[Chart and figure data]
______________________________

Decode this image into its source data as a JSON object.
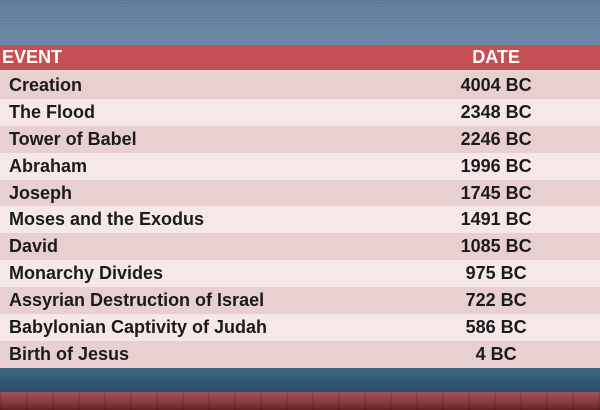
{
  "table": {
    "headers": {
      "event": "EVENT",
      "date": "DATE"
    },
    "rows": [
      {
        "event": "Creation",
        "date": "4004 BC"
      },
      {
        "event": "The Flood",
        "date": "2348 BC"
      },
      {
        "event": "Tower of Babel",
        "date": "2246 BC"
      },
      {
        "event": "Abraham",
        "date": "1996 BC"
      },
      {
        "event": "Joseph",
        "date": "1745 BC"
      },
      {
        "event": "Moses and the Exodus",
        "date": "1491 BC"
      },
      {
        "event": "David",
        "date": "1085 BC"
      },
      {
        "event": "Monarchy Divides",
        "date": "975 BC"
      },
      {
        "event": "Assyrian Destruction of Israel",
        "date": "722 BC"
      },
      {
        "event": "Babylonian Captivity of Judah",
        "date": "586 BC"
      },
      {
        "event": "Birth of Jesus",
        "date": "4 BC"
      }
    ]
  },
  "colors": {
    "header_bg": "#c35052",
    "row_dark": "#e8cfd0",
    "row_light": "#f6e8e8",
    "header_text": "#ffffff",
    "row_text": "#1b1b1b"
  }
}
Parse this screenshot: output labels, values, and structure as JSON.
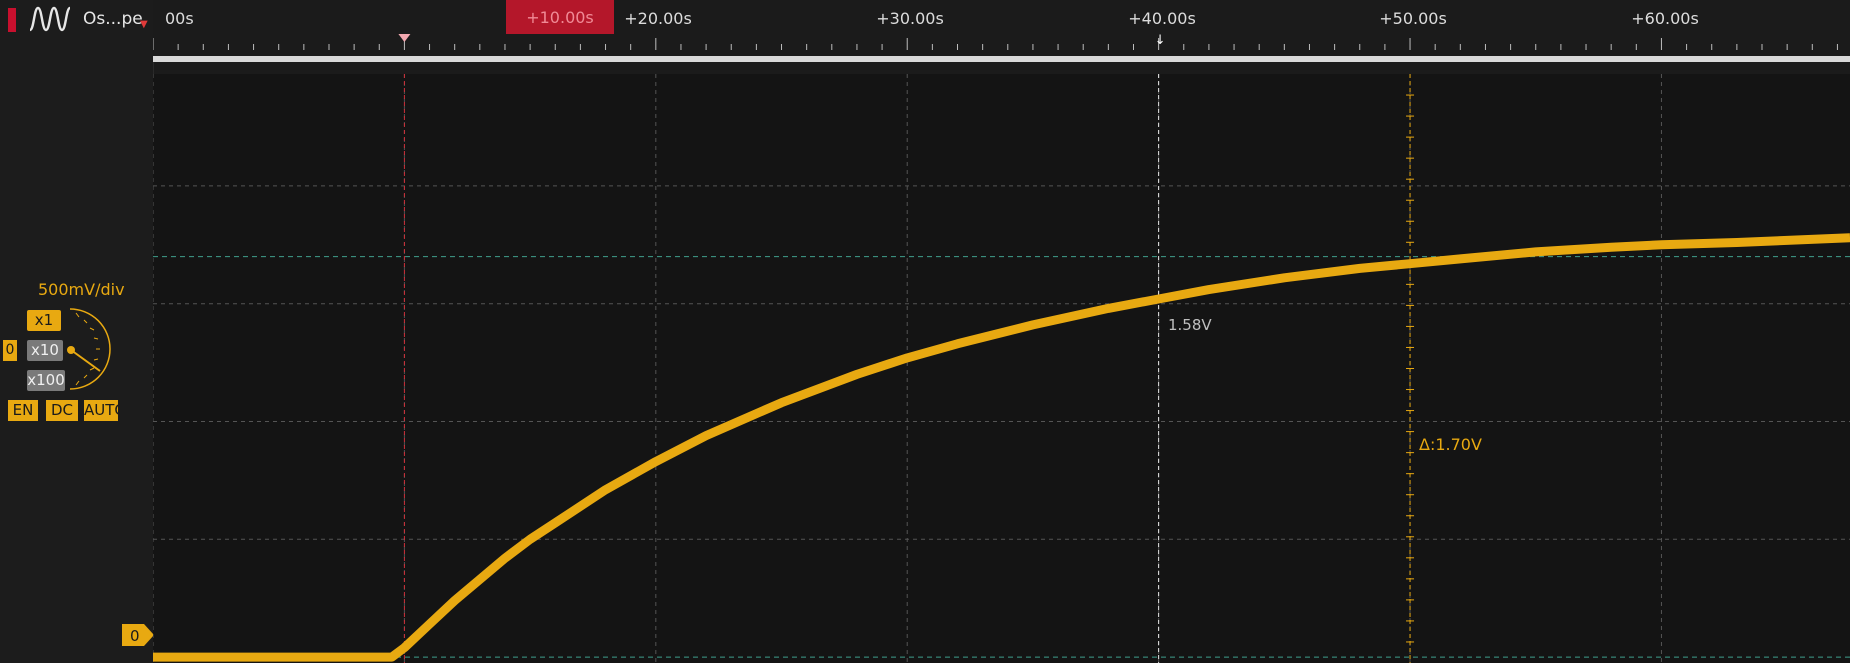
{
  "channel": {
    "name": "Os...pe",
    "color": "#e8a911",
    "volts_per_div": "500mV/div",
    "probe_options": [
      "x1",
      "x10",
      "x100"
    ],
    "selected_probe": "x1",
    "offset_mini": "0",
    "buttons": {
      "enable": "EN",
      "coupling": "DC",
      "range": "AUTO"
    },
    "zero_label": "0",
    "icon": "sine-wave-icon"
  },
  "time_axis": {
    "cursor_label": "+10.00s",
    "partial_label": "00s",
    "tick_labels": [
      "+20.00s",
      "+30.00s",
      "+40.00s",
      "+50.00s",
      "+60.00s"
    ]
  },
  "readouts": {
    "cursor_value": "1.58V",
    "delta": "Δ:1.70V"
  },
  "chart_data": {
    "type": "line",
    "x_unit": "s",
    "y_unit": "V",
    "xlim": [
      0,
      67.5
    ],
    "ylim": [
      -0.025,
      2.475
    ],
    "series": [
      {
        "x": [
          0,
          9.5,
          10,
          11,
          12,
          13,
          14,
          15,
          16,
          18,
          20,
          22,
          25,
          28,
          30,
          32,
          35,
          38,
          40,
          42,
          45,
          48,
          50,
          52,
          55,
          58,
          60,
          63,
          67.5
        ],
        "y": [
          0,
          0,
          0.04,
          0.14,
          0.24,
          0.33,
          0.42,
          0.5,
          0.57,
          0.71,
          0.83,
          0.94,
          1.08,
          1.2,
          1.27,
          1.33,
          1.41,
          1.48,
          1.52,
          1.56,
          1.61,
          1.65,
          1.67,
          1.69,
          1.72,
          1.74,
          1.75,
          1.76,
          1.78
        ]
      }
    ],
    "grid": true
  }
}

______________________________

* **Written exercise**: Take the entries shown above and quote them verbatim, passing over the pictures.

* **Result of this exercise**:
Decode this image into its source data as a JSON object.
{
  "table": {
    "headers": {
      "event": "EVENT",
      "date": "DATE"
    },
    "rows": [
      {
        "event": "Creation",
        "date": "4004 BC"
      },
      {
        "event": "The Flood",
        "date": "2348 BC"
      },
      {
        "event": "Tower of Babel",
        "date": "2246 BC"
      },
      {
        "event": "Abraham",
        "date": "1996 BC"
      },
      {
        "event": "Joseph",
        "date": "1745 BC"
      },
      {
        "event": "Moses and the Exodus",
        "date": "1491 BC"
      },
      {
        "event": "David",
        "date": "1085 BC"
      },
      {
        "event": "Monarchy Divides",
        "date": "975 BC"
      },
      {
        "event": "Assyrian Destruction of Israel",
        "date": "722 BC"
      },
      {
        "event": "Babylonian Captivity of Judah",
        "date": "586 BC"
      },
      {
        "event": "Birth of Jesus",
        "date": "4 BC"
      }
    ]
  },
  "colors": {
    "header_bg": "#c35052",
    "row_dark": "#e8cfd0",
    "row_light": "#f6e8e8",
    "header_text": "#ffffff",
    "row_text": "#1b1b1b"
  }
}
Parse this screenshot: output labels, values, and structure as JSON.
{
  "channel": {
    "name": "Os...pe",
    "color": "#e8a911",
    "volts_per_div": "500mV/div",
    "probe_options": [
      "x1",
      "x10",
      "x100"
    ],
    "selected_probe": "x1",
    "offset_mini": "0",
    "buttons": {
      "enable": "EN",
      "coupling": "DC",
      "range": "AUTO"
    },
    "zero_label": "0",
    "icon": "sine-wave-icon"
  },
  "time_axis": {
    "cursor_label": "+10.00s",
    "partial_label": "00s",
    "tick_labels": [
      "+20.00s",
      "+30.00s",
      "+40.00s",
      "+50.00s",
      "+60.00s"
    ]
  },
  "readouts": {
    "cursor_value": "1.58V",
    "delta": "Δ:1.70V"
  },
  "chart_data": {
    "type": "line",
    "x_unit": "s",
    "y_unit": "V",
    "xlim": [
      0,
      67.5
    ],
    "ylim": [
      -0.025,
      2.475
    ],
    "series": [
      {
        "x": [
          0,
          9.5,
          10,
          11,
          12,
          13,
          14,
          15,
          16,
          18,
          20,
          22,
          25,
          28,
          30,
          32,
          35,
          38,
          40,
          42,
          45,
          48,
          50,
          52,
          55,
          58,
          60,
          63,
          67.5
        ],
        "y": [
          0,
          0,
          0.04,
          0.14,
          0.24,
          0.33,
          0.42,
          0.5,
          0.57,
          0.71,
          0.83,
          0.94,
          1.08,
          1.2,
          1.27,
          1.33,
          1.41,
          1.48,
          1.52,
          1.56,
          1.61,
          1.65,
          1.67,
          1.69,
          1.72,
          1.74,
          1.75,
          1.76,
          1.78
        ]
      }
    ],
    "grid": true
  }
}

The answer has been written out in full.